» PROBLEM STATEMENT:
Copy every line from the records below that holds the word "label".

» Source records:

-- start --

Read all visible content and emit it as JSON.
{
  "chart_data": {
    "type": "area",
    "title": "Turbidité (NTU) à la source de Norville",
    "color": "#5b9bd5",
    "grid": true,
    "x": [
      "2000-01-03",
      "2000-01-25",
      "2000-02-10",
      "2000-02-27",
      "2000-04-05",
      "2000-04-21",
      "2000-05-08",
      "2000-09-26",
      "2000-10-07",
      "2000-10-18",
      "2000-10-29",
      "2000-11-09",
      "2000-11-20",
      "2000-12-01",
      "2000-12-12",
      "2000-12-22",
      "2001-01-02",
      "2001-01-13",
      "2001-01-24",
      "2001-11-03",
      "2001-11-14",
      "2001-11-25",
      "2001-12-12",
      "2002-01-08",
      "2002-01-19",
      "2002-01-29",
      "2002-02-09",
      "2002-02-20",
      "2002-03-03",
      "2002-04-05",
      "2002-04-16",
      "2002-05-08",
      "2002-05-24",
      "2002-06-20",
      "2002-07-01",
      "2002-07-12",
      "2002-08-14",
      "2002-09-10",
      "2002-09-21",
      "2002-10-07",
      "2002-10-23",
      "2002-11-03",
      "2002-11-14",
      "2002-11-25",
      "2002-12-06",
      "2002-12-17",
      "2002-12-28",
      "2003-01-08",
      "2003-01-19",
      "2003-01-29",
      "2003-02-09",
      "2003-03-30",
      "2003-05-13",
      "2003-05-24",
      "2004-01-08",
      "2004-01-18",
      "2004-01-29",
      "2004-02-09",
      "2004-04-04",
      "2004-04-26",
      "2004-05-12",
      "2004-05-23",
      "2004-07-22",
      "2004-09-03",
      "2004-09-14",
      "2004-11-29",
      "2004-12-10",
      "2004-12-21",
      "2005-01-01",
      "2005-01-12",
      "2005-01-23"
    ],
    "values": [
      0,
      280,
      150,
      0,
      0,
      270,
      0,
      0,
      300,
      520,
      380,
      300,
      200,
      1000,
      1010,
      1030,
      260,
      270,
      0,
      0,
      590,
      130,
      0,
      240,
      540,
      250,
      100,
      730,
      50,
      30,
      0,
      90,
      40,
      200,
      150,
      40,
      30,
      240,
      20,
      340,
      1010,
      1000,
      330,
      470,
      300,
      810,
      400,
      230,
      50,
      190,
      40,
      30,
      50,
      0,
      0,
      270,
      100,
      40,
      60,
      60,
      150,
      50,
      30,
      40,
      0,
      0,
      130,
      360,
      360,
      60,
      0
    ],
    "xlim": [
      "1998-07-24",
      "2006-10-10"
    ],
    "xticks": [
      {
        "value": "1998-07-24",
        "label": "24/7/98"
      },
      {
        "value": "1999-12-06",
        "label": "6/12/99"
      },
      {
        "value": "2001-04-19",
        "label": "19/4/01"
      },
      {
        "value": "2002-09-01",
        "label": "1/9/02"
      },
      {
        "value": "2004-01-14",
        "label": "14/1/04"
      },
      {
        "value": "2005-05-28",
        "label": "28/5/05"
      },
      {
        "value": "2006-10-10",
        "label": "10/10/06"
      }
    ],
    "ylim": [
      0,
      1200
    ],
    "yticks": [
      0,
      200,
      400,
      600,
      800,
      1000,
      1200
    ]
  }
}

-- end --

» SOLUTION:
        "label": "24/7/98"
        "label": "6/12/99"
        "label": "19/4/01"
        "label": "1/9/02"
        "label": "14/1/04"
        "label": "28/5/05"
        "label": "10/10/06"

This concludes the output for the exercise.